Paid search, am I going to interact through search engines or display advertising across different web properties? Then, what type of properties will I need to incorporate that into any of my campaigns on the marketing automation platform that I’m using? Mobile SMS, MMS, and geo-fencing. Again, is this going to be important? Again, it’s an interesting feature set that sometimes, an afterthought, but if you’re a location-based business, it might be really important to start utilizing that and it may not be. If you’re B2B company, you don’t care and you’re really not worried about the physical location of a customer relative to a location that might not be that big of a deal.
Webinars, do I need to interact with my customers using some sort of webinar? Do I need some sort of functionality or integration with a webinar platform with my marketing automation platform? It really important to decide which channel is you’re going to use when you implement a campaign or different campaigns as part of your digital marketing strategy. Sixth, there’s missing six here. I apologize. Sixth is then you want to set your budget.
Once you have an idea what channels are the most important, where your customers hang out, you’ve benchmarked by manually testing and seeing what types of campaigns you’re going to run, you’re going to set a monthly budget. Where this comes into place is two things. One, you want to know what I’m spending per month to acquire, to get traffic and then convert that traffic to try to hit my lead number. Then, two, is then you want to benchmark what your spend is on technology as a percentage or a portion of that monthly budget.
Let’s say that you came up with, you said, “Look, based upon on my lead numbers, I’m going to spend five grand a month.” One sale, the value of that customer, let’s say, is five thousand dollars, an acceptable cost of acquisition for that might be, let’s say, twenty percent. That’s a thousand dollars. I’m spending a thousand dollars to acquire a five thousand dollar customer through various activities. I know that in order to meet my revenue goal of two hundred and fifty grand a year, I need fifty new customers a year. I’m going to space that out by having a monthly budget of five grand. It’s spacey. Over the course of a year, my budget is sixty grand to acquire a two hundred and fifty thousand in new customer revenue. Those are my benchmarks.
Then, you go, “What’s the reasonable cost of a marketing automation platform?” You’ve already decided what features and functionality you need. I think a realistic or a logical budget in my mind is 10-30% your monthly marketing budget. In other words, if I’m spending $5000/month on for example paid ads and e-mail marketing lists a good benchmark might be a budget of $500-1500 a month for a marketing automation technology.
If you have followed these steps you’ve gone through all the key benchmarks of things that you want to do before you decide which marketing automation platform is the right one for you.
================================
Please copy the marketing budget passage starting at the words that have "Once you have" and stopping after "that monthly budget.", substituting "marketing budget" for "monthly budget". Rely on nothing but the marketing budget passage.
================================
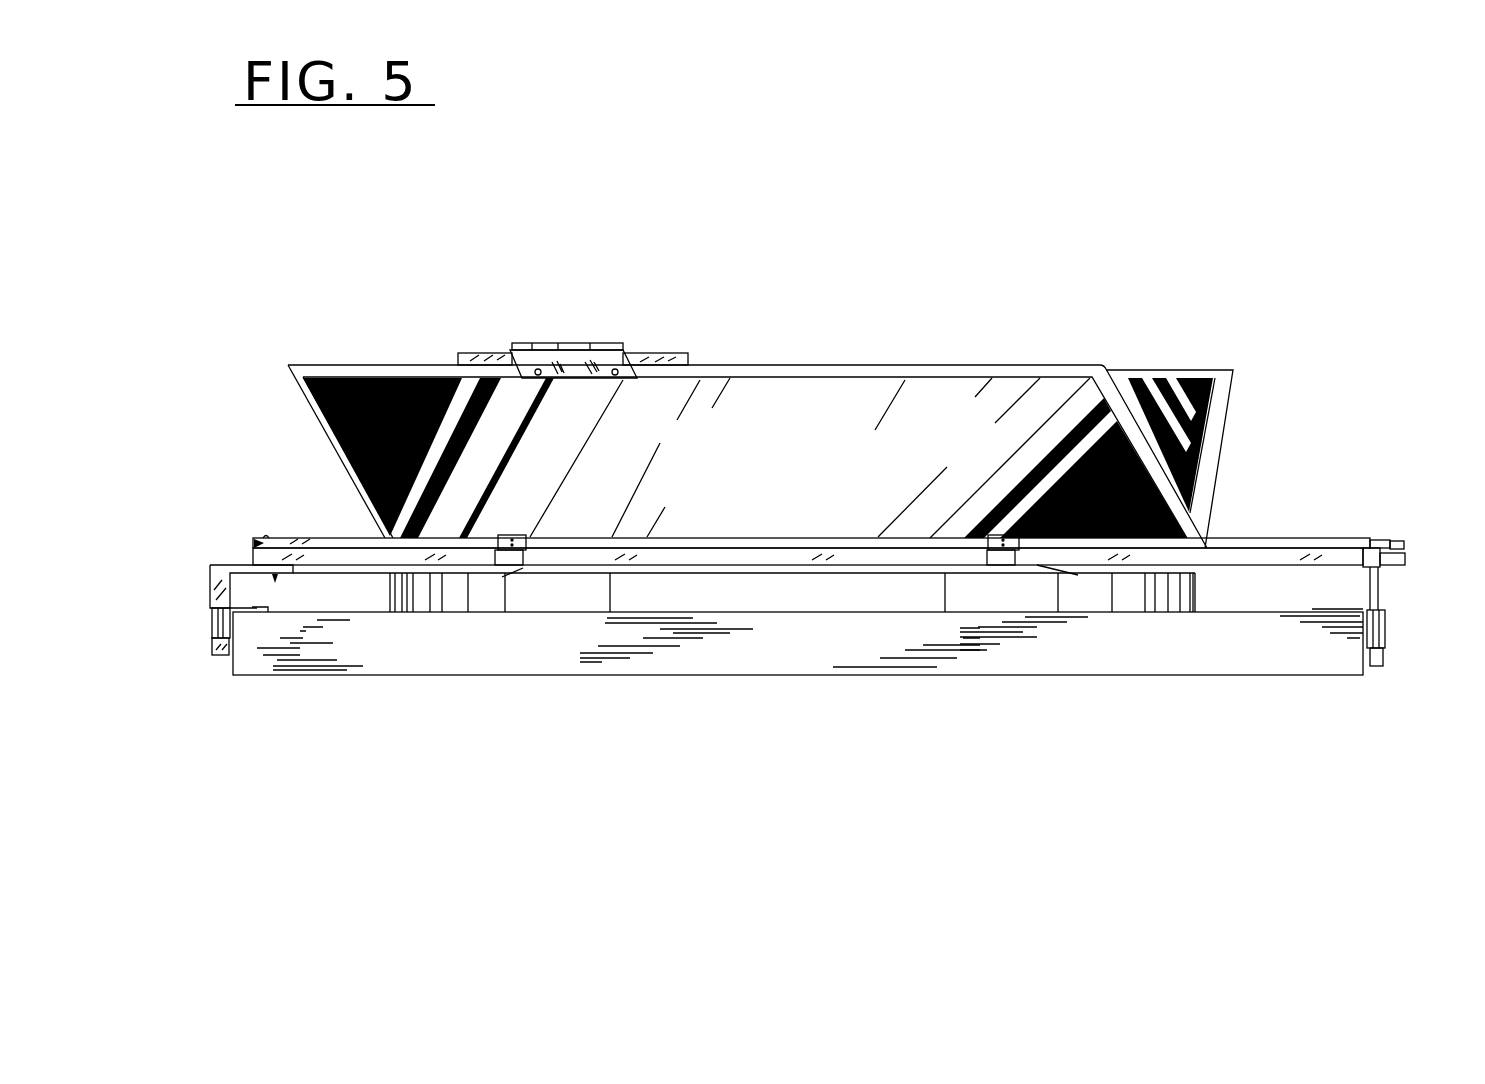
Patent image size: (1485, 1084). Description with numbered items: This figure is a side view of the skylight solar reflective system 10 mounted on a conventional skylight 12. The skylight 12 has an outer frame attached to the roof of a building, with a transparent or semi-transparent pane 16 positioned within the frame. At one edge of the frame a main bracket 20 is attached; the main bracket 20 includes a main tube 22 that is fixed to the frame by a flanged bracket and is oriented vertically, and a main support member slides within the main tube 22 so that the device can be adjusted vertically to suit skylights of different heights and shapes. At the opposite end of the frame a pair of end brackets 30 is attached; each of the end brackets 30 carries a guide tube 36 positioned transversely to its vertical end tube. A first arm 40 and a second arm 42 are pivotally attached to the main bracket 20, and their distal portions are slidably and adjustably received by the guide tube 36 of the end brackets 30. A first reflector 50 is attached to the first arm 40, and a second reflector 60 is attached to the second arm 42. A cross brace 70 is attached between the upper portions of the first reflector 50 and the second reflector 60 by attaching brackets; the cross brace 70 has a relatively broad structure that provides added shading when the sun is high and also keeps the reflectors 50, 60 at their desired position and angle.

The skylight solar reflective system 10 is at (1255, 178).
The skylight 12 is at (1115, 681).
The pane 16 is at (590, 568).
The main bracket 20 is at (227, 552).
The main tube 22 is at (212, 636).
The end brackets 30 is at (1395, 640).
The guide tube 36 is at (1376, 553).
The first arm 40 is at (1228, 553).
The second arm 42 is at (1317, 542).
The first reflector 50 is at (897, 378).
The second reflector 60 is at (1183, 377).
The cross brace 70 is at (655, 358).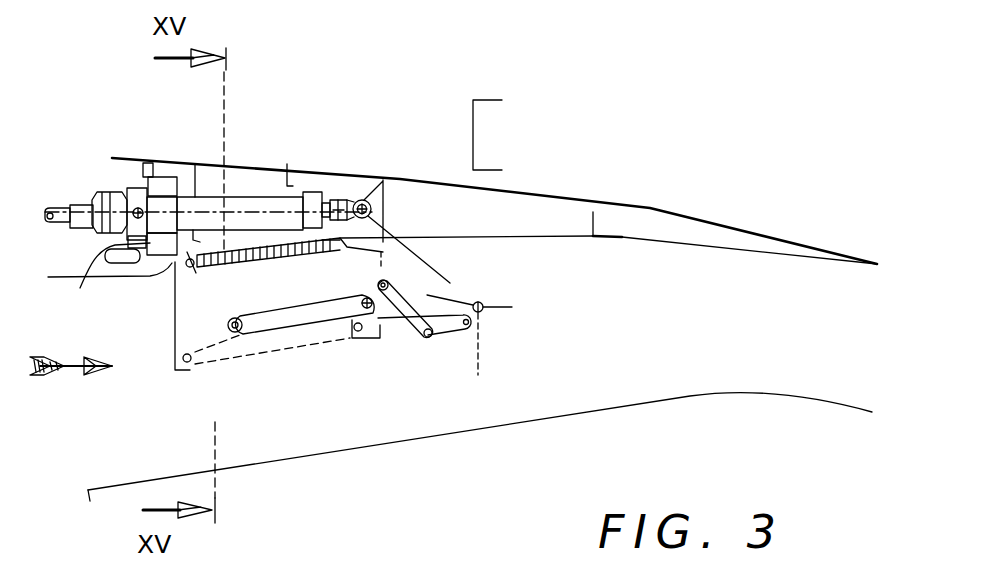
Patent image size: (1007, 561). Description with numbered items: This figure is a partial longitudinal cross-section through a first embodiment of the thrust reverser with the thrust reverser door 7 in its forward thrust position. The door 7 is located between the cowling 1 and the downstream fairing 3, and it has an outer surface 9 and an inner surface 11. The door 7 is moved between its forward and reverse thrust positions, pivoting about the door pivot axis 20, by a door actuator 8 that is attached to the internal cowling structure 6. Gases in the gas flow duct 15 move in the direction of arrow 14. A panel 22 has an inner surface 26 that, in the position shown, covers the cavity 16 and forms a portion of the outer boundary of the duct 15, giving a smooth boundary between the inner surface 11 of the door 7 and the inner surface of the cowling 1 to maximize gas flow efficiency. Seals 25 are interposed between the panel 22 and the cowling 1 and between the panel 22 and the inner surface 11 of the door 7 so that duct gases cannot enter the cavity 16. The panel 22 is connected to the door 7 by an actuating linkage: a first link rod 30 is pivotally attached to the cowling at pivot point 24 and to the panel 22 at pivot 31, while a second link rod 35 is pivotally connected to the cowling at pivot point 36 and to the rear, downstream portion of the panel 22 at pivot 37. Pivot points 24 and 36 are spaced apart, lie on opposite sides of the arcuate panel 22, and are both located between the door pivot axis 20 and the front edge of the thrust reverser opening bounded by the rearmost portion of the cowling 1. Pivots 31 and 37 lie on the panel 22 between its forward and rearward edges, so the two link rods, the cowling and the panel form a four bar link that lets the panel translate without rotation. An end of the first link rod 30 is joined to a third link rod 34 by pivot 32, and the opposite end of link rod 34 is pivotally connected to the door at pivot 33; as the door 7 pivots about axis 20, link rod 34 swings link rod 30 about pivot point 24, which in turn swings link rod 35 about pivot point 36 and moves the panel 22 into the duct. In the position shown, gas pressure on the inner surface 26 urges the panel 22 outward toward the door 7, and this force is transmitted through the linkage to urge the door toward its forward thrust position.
================================
■ **EXERCISE RESULT**
Once you have an idea what channels are the most important, where your customers hang out, you’ve benchmarked by manually testing and seeing what types of campaigns you’re going to run, you’re going to set a marketing budget. Where this comes into place is two things. One, you want to know what I’m spending per month to acquire, to get traffic and then convert that traffic to try to hit my lead number. Then, two, is then you want to benchmark what your spend is on technology as a percentage or a portion of that marketing budget.